* start *

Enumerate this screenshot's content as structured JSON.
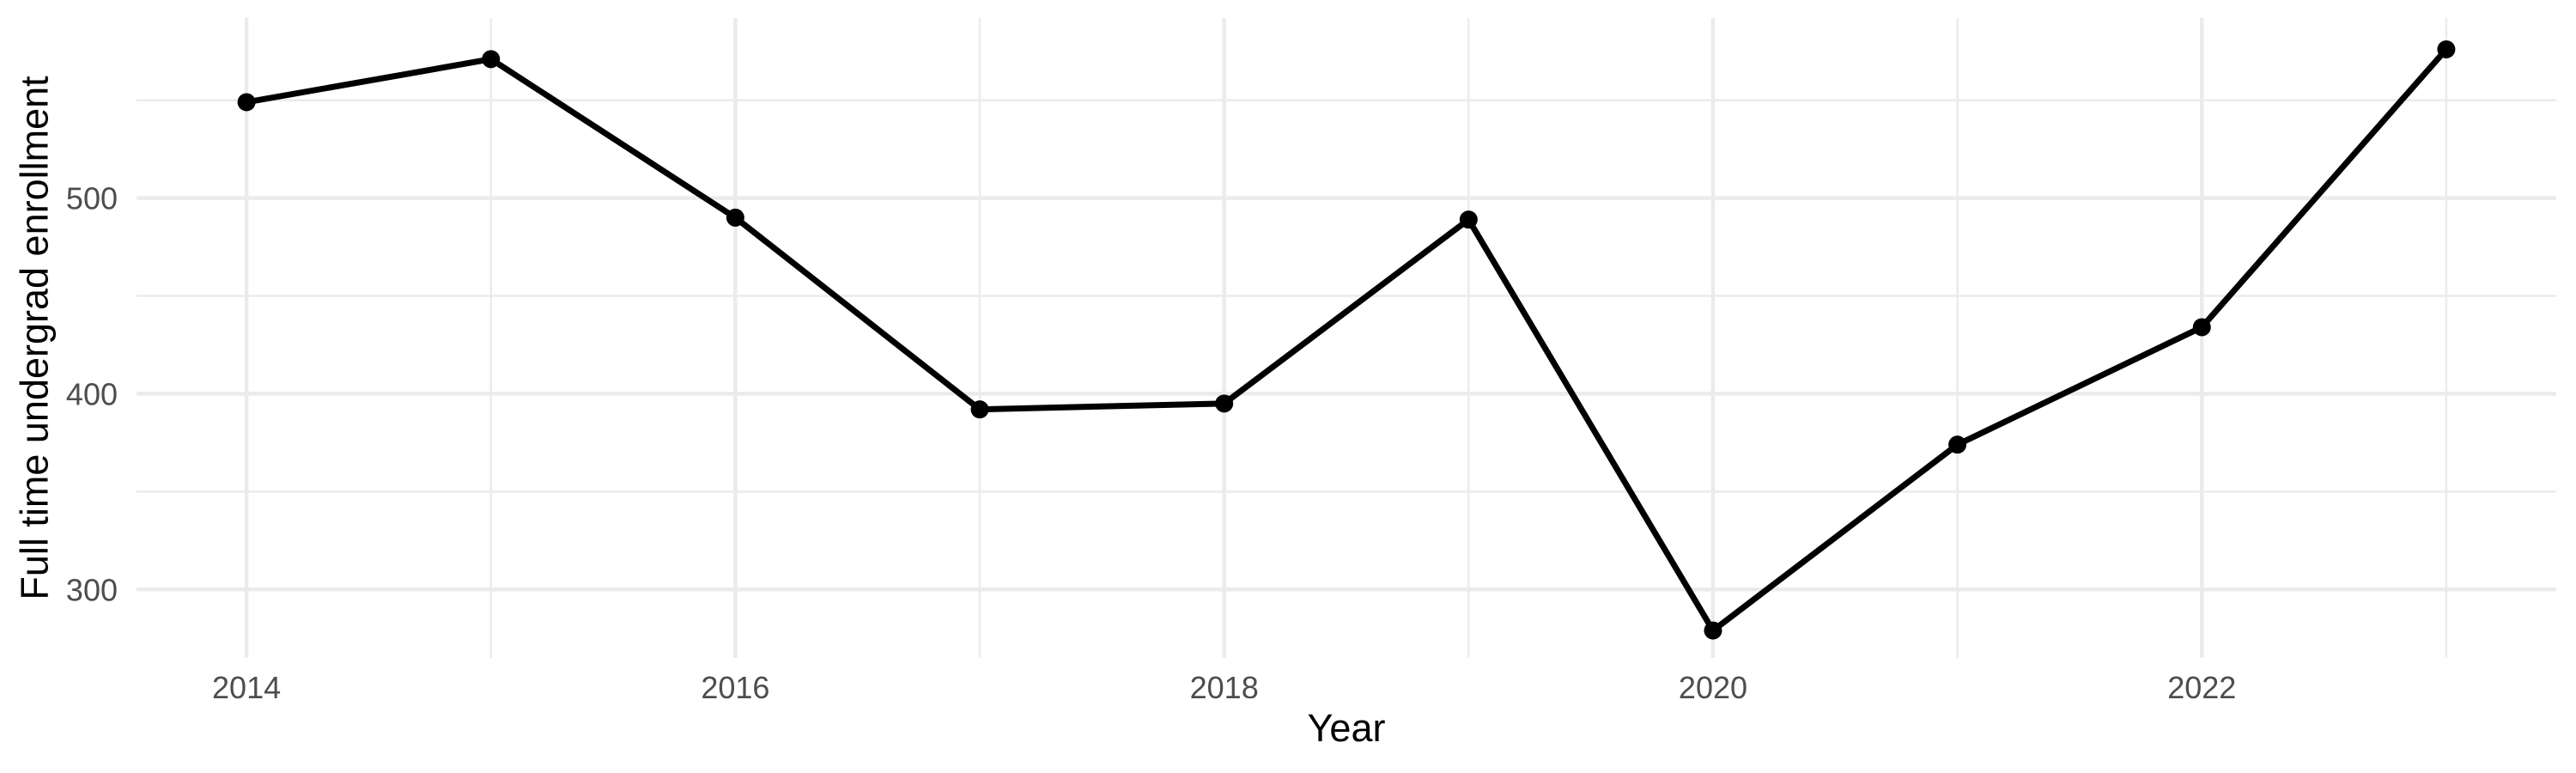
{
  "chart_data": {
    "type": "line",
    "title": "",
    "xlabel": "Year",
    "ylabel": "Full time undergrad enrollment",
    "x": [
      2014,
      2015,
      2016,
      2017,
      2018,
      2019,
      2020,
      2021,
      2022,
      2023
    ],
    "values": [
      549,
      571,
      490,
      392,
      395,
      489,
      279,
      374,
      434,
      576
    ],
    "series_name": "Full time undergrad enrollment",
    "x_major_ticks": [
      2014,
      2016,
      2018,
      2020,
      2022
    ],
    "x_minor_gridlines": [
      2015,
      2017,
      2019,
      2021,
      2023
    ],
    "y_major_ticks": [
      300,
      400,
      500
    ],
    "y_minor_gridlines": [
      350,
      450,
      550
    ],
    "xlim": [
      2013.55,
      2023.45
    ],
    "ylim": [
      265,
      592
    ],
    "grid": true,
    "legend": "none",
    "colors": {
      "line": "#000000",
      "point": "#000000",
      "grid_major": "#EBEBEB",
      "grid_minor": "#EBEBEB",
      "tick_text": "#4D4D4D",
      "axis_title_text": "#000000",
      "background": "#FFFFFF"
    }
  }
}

* end *

REQUIRED TASK: Without the pictures, print the whole listing exactly as given.

PROBLEM SOLUTION:
Enumerate this screenshot's content as structured JSON.
{
  "chart_data": {
    "type": "line",
    "title": "",
    "xlabel": "Year",
    "ylabel": "Full time undergrad enrollment",
    "x": [
      2014,
      2015,
      2016,
      2017,
      2018,
      2019,
      2020,
      2021,
      2022,
      2023
    ],
    "values": [
      549,
      571,
      490,
      392,
      395,
      489,
      279,
      374,
      434,
      576
    ],
    "series_name": "Full time undergrad enrollment",
    "x_major_ticks": [
      2014,
      2016,
      2018,
      2020,
      2022
    ],
    "x_minor_gridlines": [
      2015,
      2017,
      2019,
      2021,
      2023
    ],
    "y_major_ticks": [
      300,
      400,
      500
    ],
    "y_minor_gridlines": [
      350,
      450,
      550
    ],
    "xlim": [
      2013.55,
      2023.45
    ],
    "ylim": [
      265,
      592
    ],
    "grid": true,
    "legend": "none",
    "colors": {
      "line": "#000000",
      "point": "#000000",
      "grid_major": "#EBEBEB",
      "grid_minor": "#EBEBEB",
      "tick_text": "#4D4D4D",
      "axis_title_text": "#000000",
      "background": "#FFFFFF"
    }
  }
}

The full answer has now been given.